### Texte source
******************************
Un vrai risque pour Euroclear

Interrogé par le Vif, un porte-parole du Premier ministre ne cache pas qu’une partie de l’argent actuellement gelé (tout comme les intérêts générés par celui-ci), pourrait effectivement servir à «couvrir des ripostes financières de la Russie et des risques juridiques. Pourquoi ? Par exemple parce qu’un certain nombre de clients d’Euroclear ont aussi de l’argent en Russie et cet argent pourrait être saisi de la même manière que nous saisirions l’argent russe gelé ou ses bénéfices. Le risque existe aussi que la Russie mette la pression sur d’autres pays qui la soutiennent (Chine par exemple) pour faire de même. La recommandation est donc de couvrir ces risques pour éviter de mettre Euroclear en situation de défaut face à ces clients», fait-on valoir chez le Premier ministre, tout en précisant que les discussions sur l’utilisation (ou non) de cet argent sont en cours.

Un certain nombre de clients d’Euroclear ont aussi de l’argent en Russie et cet argent pourrait être saisi de la même manière que nous saisirions l’argent russe gelé ou ses bénéfices.

Cabinet du Premier ministre Alexander de Croo

«Il y a une volonté globale de voir ce qui peut être fait avec l’argent en lui-même et/ou les bénéfices, c’est une discussion qui se mène actuellement au G7. La Belgique est dans la boucle de la discussion, mais se rangera à la décision du G7. Une telle décision ne peut être prise unilatéralement», précise-t-on. Autre précision importante: pour l’instant, la Belgique utilise «seulement» les revenus liés à la taxation des bénéfices afin de couvrir son support à l’Ukraine (militaire, humanitaire, accueil réfugiés).

Les munitions, défi prioritaire

Concernant les problèmes anti-aériens et de pénurie de munitions actuellement rencontrés par l’Ukraine, le «défi prioritaire n’est pas tant de trouver des moyens financiers, mais plutôt de trouver des armes et des munitions à acheter vu le manque de capacité de production en Europe», fait-on remarquer chez le Premier ministre, où l’on rappelle enfin que la Belgique «a budgétisé 1,1 milliard en 2024 pour l’Ukraine», ce qui implique, déjà, une certaine «créativité» pour parvenir à utiliser ces fonds (pour l’heure, issus de la taxe sur les revenus d’Euroclear, donc).
******************************
### Travail demandé
1. Résumez en deux phrases le texte sur Euroclear.
2. Extrayez du texte sur Euroclear le passage qui commence par « Les munitions, défi » et se poursuit jusqu'à « revenus d’Euroclear, donc). ».
Appuyez-vous seulement sur le texte pour répondre.
******************************
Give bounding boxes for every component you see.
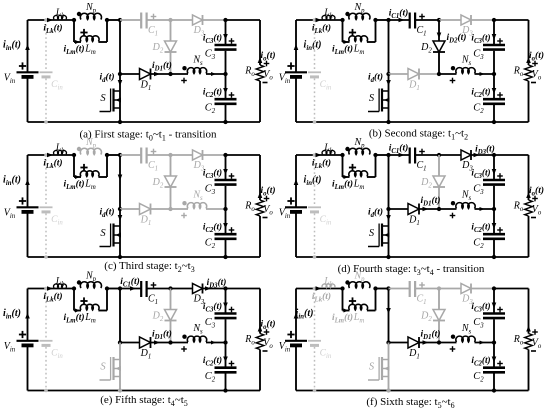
svg-text:S: S [100,362,106,373]
middle node below switch (c) [118,207,122,211]
svg-text:iin​(t): iin​(t) [304,40,322,53]
current label i_C3(t) with arrow (f) [471,301,502,314]
wire node C down to middle node (e) [119,289,121,343]
wire D1 to node F (f) [419,340,439,345]
diode D1 (f) [408,337,420,361]
top wire: input to node A (d) [296,154,343,156]
wire Ns to node G (a) [206,72,226,76]
svg-text:id​(t): id​(t) [368,72,383,85]
diode D3 (f) [461,284,473,307]
wire node C down to middle node (d) [388,155,390,209]
wire C2 to bottom (f) [493,374,495,391]
svg-text:id​(t): id​(t) [368,207,383,220]
svg-text:Lk​: Lk​ [323,277,333,289]
svg-text:id​(t): id​(t) [99,72,114,85]
wire Ns to node G (b) [475,72,495,76]
wire node E down to C3 (e) [225,289,227,313]
diode D2 vertical branch (a) [152,20,177,74]
capacitor C2 (f) [473,368,505,384]
inductor Lk with label and current i_Lk(t) (a) [43,8,66,35]
wire node C to capacitor C1 (b) [389,19,410,21]
wire node E to load rail (f) [494,288,529,290]
diode D1 (b) [408,69,420,93]
wire node B to node C (f) [376,288,389,290]
load resistor Ro with output Vo (c) [244,155,273,257]
diode D3 (e) [193,284,205,307]
svg-text:Vo​: Vo​ [263,69,273,82]
diode D3 (a) [193,15,205,38]
svg-text:iin​(t): iin​(t) [304,175,322,188]
capacitor C1 (c) [141,148,158,173]
wire D3 to node E (b) [471,19,494,21]
wire node C to capacitor C1 (d) [389,154,410,156]
svg-text:io​(t): io​(t) [529,50,544,63]
top wire: input to node A (e) [28,288,75,290]
wire node D to diode D3 (a) [171,19,194,21]
middle node below switch (b) [386,72,390,76]
current label i_C3(t) with arrow (a) [203,33,234,46]
capacitor C1 (d) [410,148,427,173]
node B: junction right of Np (f) [373,286,377,290]
wire C2 to bottom (a) [225,105,227,122]
voltage source Vin (a) [4,20,39,122]
node G: junction C3/C2/Ns (c) [223,207,227,211]
wire node D to diode D3 (e) [171,288,194,290]
coupled inductor primary winding Np with polarity dot (a) [77,2,102,20]
magnetizing inductor Lm parallel branch with i_Lm(t) (c) [63,155,107,191]
wire node D to diode D3 (b) [439,19,462,21]
top wire: input to node A (a) [28,19,75,21]
node A: junction left of Np (b) [340,18,344,22]
capacitor Cin branch, dashed (inactive) (e) [40,287,64,393]
magnetizing inductor Lm parallel branch with i_Lm(t) (b) [332,20,376,56]
wire C3 to node G (a) [225,51,227,74]
svg-text:iin​(t): iin​(t) [3,40,21,53]
wire node G down to C2 (d) [493,209,495,234]
current label i_D3(t) with arrow (d) [474,144,495,158]
magnetizing inductor Lm parallel branch with i_Lm(t) (a) [63,20,107,56]
node F: junction D1/D2/Ns (a) [168,72,172,76]
wire node C down to middle node (b) [388,20,390,74]
current label i_C2(t) with arrow (f) [471,355,502,368]
node A: junction left of Np (c) [72,153,76,157]
svg-text:Lk​: Lk​ [55,8,65,20]
node E: top right junction (e) [223,286,227,290]
wire C1 to node D (b) [415,19,439,21]
svg-text:id​(t): id​(t) [99,207,114,220]
wire node E to load rail (c) [226,154,261,156]
node A: junction left of Np (d) [340,153,344,157]
inductor Lk with label and current i_Lk(t) (e) [43,277,66,304]
node D: junction of C1/D2/D3 (b) [437,18,441,22]
diode D1 (e) [140,337,152,361]
wire C3 to node G (d) [493,186,495,209]
wire node E to load rail (b) [494,19,529,21]
voltage source Vin (f) [279,289,307,391]
node A: junction left of Np (e) [72,286,76,290]
wire node G down to C2 (c) [225,209,227,234]
capacitor C2 (c) [205,234,237,250]
svg-text:iin​(t): iin​(t) [296,308,314,321]
svg-text:Lk​: Lk​ [55,143,65,155]
svg-text:(e) Fifth stage: t4​~t5​: (e) Fifth stage: t4​~t5​ [100,394,188,408]
diode D2 vertical branch (d) [420,155,445,209]
svg-text:S: S [100,93,106,104]
svg-text:S: S [369,93,375,104]
inductor Lk with label and current i_Lk(t) (b) [312,8,335,35]
capacitor C1 (f) [410,281,427,306]
coupled inductor secondary winding Ns with polarity dot (b) [439,55,475,84]
current label i_C2(t) with arrow (a) [203,87,234,100]
node E: top right junction (f) [492,286,496,290]
capacitor Cin branch, dashed (inactive) (d) [308,153,332,259]
wire D1 to node F (d) [419,207,439,212]
wire node C down to middle node (c) [118,155,123,209]
node H: bottom junction (a) [223,120,227,124]
node D: junction of C1/D2/D3 (d) [437,153,441,157]
svg-text:(c) Third stage: t2​~t3​: (c) Third stage: t2​~t3​ [104,260,194,274]
capacitor C1 (a) [141,13,158,38]
capacitor C3 (a) [205,45,237,61]
node G: junction C3/C2/Ns (a) [223,72,227,76]
wire D1 to node F (e) [151,340,171,345]
diode D2 vertical branch (b) [420,20,445,74]
wire node E down to C3 (b) [493,20,495,44]
node D: junction of C1/D2/D3 (e) [168,286,172,290]
current label i_C3(t) with arrow (b) [471,33,502,46]
wire node C down to middle node (a) [119,20,121,74]
MOSFET switch S (f) [368,343,391,393]
svg-text:Vo​: Vo​ [263,204,273,217]
node F: junction D1/D2/Ns (c) [168,207,172,211]
bottom wire (e) [28,390,261,392]
node D: junction of C1/D2/D3 (f) [437,286,441,290]
svg-text:Vo​: Vo​ [532,338,542,351]
coupled inductor secondary winding Ns with polarity dot (e) [171,323,207,352]
diode D1 (c) [140,204,152,228]
wire middle node to diode D1 (e) [120,342,140,344]
wire node G down to C2 (b) [493,74,495,99]
node B: junction right of Np (c) [105,153,109,157]
capacitor Cin branch, dashed (inactive) (f) [308,287,332,393]
capacitor Cin branch, dashed (inactive) (c) [40,153,64,259]
node B: junction right of Np (a) [105,18,109,22]
wire C3 to node G (b) [493,51,495,74]
MOSFET switch S (e) [100,343,123,393]
node B: junction right of Np (d) [373,153,377,157]
capacitor C2 (e) [205,368,237,384]
wire node E down to C3 (d) [493,155,495,179]
wire node C to capacitor C1 (e) [120,288,141,290]
svg-text:iin​(t): iin​(t) [3,175,21,188]
capacitor C2 (d) [473,234,505,250]
wire C3 to node G (e) [225,319,227,342]
capacitor C3 (d) [473,180,505,196]
middle node below switch (f) [386,340,390,344]
wire D1 to node F (b) [419,73,439,75]
node B: junction right of Np (e) [105,286,109,290]
wire C3 to node G (f) [493,319,495,342]
svg-text:iin​(t): iin​(t) [3,308,21,321]
node A: junction left of Np (a) [72,18,76,22]
capacitor C3 (c) [205,180,237,196]
coupled inductor secondary winding Ns with polarity dot (a) [171,55,207,84]
current label i_C2(t) with arrow (d) [471,222,502,235]
wire C1 to node D (d) [415,154,439,156]
current label i_C2(t) with arrow (c) [203,222,234,235]
middle node below switch (a) [118,72,122,76]
node F: junction D1/D2/Ns (f) [437,340,441,344]
wire D3 to node E (e) [203,288,226,290]
wire D3 to node E (a) [203,19,226,21]
node E: top right junction (a) [223,18,227,22]
diode D3 (d) [461,150,473,173]
bottom wire (f) [296,390,529,392]
inductor Lk with label and current i_Lk(t) (c) [43,143,66,170]
MOSFET switch S (c) [100,209,123,259]
diode D2 vertical branch (c) [152,155,177,209]
magnetizing inductor Lm parallel branch with i_Lm(t) (e) [63,289,107,325]
wire node D to diode D3 (d) [439,154,462,156]
capacitor C3 (f) [473,314,505,330]
node C: top junction above switch (b) [386,18,390,22]
diode D1 (a) [140,69,152,93]
coupled inductor secondary winding Ns with polarity dot (c) [171,190,207,219]
wire D3 to node E (f) [471,288,494,290]
capacitor Cin branch, dashed (inactive) (b) [308,18,332,124]
coupled inductor primary winding Np with polarity dot (e) [77,271,102,289]
node C: top junction above switch (e) [118,286,122,290]
load resistor Ro with output Vo (f) [513,289,542,391]
wire node C to capacitor C1 (c) [120,154,141,156]
wire D3 to node E (d) [471,154,494,156]
bottom wire (d) [296,256,529,258]
current label i_C1(t) with arrow (e) [120,276,140,291]
bottom wire (b) [296,121,529,123]
current label i_in(t) with arrow (a) [3,40,30,53]
top wire: input to node A (b) [296,19,343,21]
wire Ns to node G (f) [475,341,495,345]
wire node D to diode D3 (c) [171,154,194,156]
svg-text:S: S [369,228,375,239]
wire C1 to node D (f) [415,288,439,290]
current label i_C3(t) with arrow (d) [471,168,502,181]
node F: junction D1/D2/Ns (d) [437,207,441,211]
voltage source Vin (d) [279,155,307,257]
svg-text:io​(t): io​(t) [260,319,275,332]
load resistor Ro with output Vo (b) [513,20,542,122]
node H: bottom junction (b) [492,120,496,124]
wire node B to node C (d) [376,154,389,156]
capacitor C3 (e) [205,314,237,330]
node H: bottom junction (c) [223,255,227,259]
svg-text:S: S [369,362,375,373]
capacitor Cin branch, dashed (inactive) (a) [40,18,64,124]
capacitor C2 (a) [205,99,237,115]
capacitor C3 (b) [473,45,505,61]
current label i_D2(t) with arrow (b) [437,32,467,45]
wire C2 to bottom (d) [493,240,495,257]
wire Ns to node G (d) [475,207,495,211]
diode D1 (d) [408,204,420,228]
voltage source Vin (e) [4,289,39,391]
svg-text:Lk​: Lk​ [55,277,65,289]
wire middle node to diode D1 (a) [120,73,140,75]
diode D3 (b) [461,15,473,38]
coupled inductor secondary winding Ns with polarity dot (d) [439,190,475,219]
load resistor Ro with output Vo (e) [244,289,273,391]
node G: junction C3/C2/Ns (f) [492,340,496,344]
diode D2 vertical branch (f) [420,289,445,343]
wire node G down to C2 (f) [493,343,495,368]
wire node G down to C2 (e) [225,343,227,368]
wire node C down to middle node (f) [386,289,391,343]
wire node E down to C3 (c) [225,155,227,179]
diode D3 (c) [193,150,205,173]
node E: top right junction (c) [223,153,227,157]
current label i_C3(t) with arrow (c) [203,168,234,181]
wire node B to node C (a) [107,19,120,21]
wire C3 to node G (c) [225,186,227,209]
node B: junction right of Np (b) [373,18,377,22]
node C: top junction above switch (d) [386,153,390,157]
node G: junction C3/C2/Ns (e) [223,340,227,344]
wire middle node to diode D1 (d) [389,208,409,210]
bottom wire (a) [28,121,261,123]
voltage source Vin (c) [4,155,39,257]
wire node E to load rail (e) [226,288,261,290]
wire D3 to node E (c) [203,154,226,156]
current label i_in(t) with arrow (b) [294,40,322,53]
svg-text:Lk​: Lk​ [323,8,333,20]
wire D1 to node F (c) [151,208,171,210]
node D: junction of C1/D2/D3 (a) [168,18,172,22]
node A: junction left of Np (f) [340,286,344,290]
wire node E to load rail (a) [226,19,261,21]
magnetizing inductor Lm parallel branch with i_Lm(t) (f) [332,289,376,325]
svg-text:Vo​: Vo​ [532,69,542,82]
node C: top junction above switch (a) [118,18,122,22]
wire node C to capacitor C1 (f) [389,288,410,290]
current label i_in(t) with arrow (d) [294,175,322,188]
MOSFET switch S (a) [100,74,123,124]
svg-text:S: S [100,228,106,239]
current label i_C2(t) with arrow (b) [471,87,502,100]
capacitor C1 (b) [410,13,427,38]
node C: top junction above switch (f) [386,286,390,290]
wire C1 to node D (a) [147,19,171,21]
svg-text:io​(t): io​(t) [260,50,275,63]
coupled inductor primary winding Np with polarity dot (b) [345,2,370,20]
current label i_C1(t) with arrow (b) [389,8,409,23]
wire C1 to node D (e) [147,288,171,290]
current label i_in(t) with arrow (e) [3,308,30,321]
current label i_in(t) with arrow (c) [3,175,30,188]
wire node E down to C3 (a) [225,20,227,44]
middle node below switch (e) [118,340,122,344]
load resistor Ro with output Vo (a) [244,20,273,122]
load resistor Ro with output Vo (d) [513,155,542,257]
top wire: input to node A (f) [296,288,343,290]
capacitor C1 (e) [141,281,158,306]
wire node B to node C (e) [107,288,120,290]
node E: top right junction (b) [492,18,496,22]
node D: junction of C1/D2/D3 (c) [168,153,172,157]
node F: junction D1/D2/Ns (e) [168,340,172,344]
inductor Lk with label and current i_Lk(t) (f) [312,277,335,304]
wire node B to node C (c) [107,154,120,156]
node G: junction C3/C2/Ns (d) [492,207,496,211]
diode D2 vertical branch (e) [152,289,177,343]
inductor Lk with label and current i_Lk(t) (d) [312,143,335,170]
MOSFET switch S (d) [368,209,391,259]
wire Ns to node G (c) [206,208,226,210]
current label i_C1(t) with arrow (d) [389,143,409,158]
svg-text:io​(t): io​(t) [529,185,544,198]
middle node below switch (d) [386,207,390,211]
wire node B to node C (b) [376,19,389,21]
coupled inductor primary winding Np with polarity dot (f) [345,271,370,289]
svg-text:(a) First stage: t0​~t1​ - tra: (a) First stage: t0​~t1​ - transition [79,129,217,143]
node F: junction D1/D2/Ns (b) [437,72,441,76]
wire C2 to bottom (e) [225,374,227,391]
wire middle node to diode D1 (b) [389,73,409,75]
node C: top junction above switch (c) [118,153,122,157]
wire C1 to node D (c) [147,154,171,156]
node G: junction C3/C2/Ns (b) [492,72,496,76]
MOSFET switch S (b) [368,74,391,124]
wire node G down to C2 (a) [225,74,227,99]
node H: bottom junction (e) [223,388,227,392]
coupled inductor primary winding Np with polarity dot (d) [345,137,370,155]
node H: bottom junction (d) [492,255,496,259]
current label i_D3(t) with arrow (e) [205,277,226,291]
voltage source Vin (b) [279,20,307,122]
wire node D to diode D3 (f) [439,288,462,290]
top wire: input to node A (c) [28,154,75,156]
current label i_in(t) with arrow (f) [294,308,314,321]
node H: bottom junction (f) [492,388,496,392]
wire node E to load rail (d) [494,154,529,156]
wire middle node to diode D1 (c) [120,208,140,210]
wire Ns to node G (e) [206,341,226,345]
wire C2 to bottom (c) [225,240,227,257]
svg-text:Lk​: Lk​ [323,143,333,155]
svg-text:Vo​: Vo​ [263,338,273,351]
svg-text:io​(t): io​(t) [260,185,275,198]
magnetizing inductor Lm parallel branch with i_Lm(t) (d) [332,155,376,191]
wire node C to capacitor C1 (a) [120,19,141,21]
wire node E down to C3 (f) [493,289,495,313]
current label i_C3(t) with arrow (e) [203,301,234,314]
node E: top right junction (d) [492,153,496,157]
current label i_C2(t) with arrow (e) [203,355,234,368]
svg-text:(f) Sixth stage: t5​~t6​: (f) Sixth stage: t5​~t6​ [366,396,454,410]
wire C2 to bottom (b) [493,105,495,122]
svg-text:Vo​: Vo​ [532,204,542,217]
coupled inductor primary winding Np with polarity dot (c) [77,137,102,155]
wire D1 to node F (a) [151,72,171,77]
bottom wire (c) [28,256,261,258]
coupled inductor secondary winding Ns with polarity dot (f) [439,323,475,352]
capacitor C2 (b) [473,99,505,115]
wire middle node to diode D1 (f) [389,342,409,344]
******************************
### Corrigé
1. D'après le cabinet du Premier ministre, une partie de l'argent russe gelé et de ses intérêts pourrait servir à couvrir des ripostes financières de la Russie et des risques juridiques, pour éviter de mettre Euroclear en défaut face à ses clients. Le cabinet ajoute que la Belgique se rangera à la décision du G7 sur l'usage de cet argent, qu'elle n'utilise pour l'instant que les revenus de la taxe sur les bénéfices pour soutenir l'Ukraine, et que le défi prioritaire est de trouver des armes et des munitions à acheter.

2.
Les munitions, défi prioritaire

Concernant les problèmes anti-aériens et de pénurie de munitions actuellement rencontrés par l’Ukraine, le «défi prioritaire n’est pas tant de trouver des moyens financiers, mais plutôt de trouver des armes et des munitions à acheter vu le manque de capacité de production en Europe», fait-on remarquer chez le Premier ministre, où l’on rappelle enfin que la Belgique «a budgétisé 1,1 milliard en 2024 pour l’Ukraine», ce qui implique, déjà, une certaine «créativité» pour parvenir à utiliser ces fonds (pour l’heure, issus de la taxe sur les revenus d’Euroclear, donc).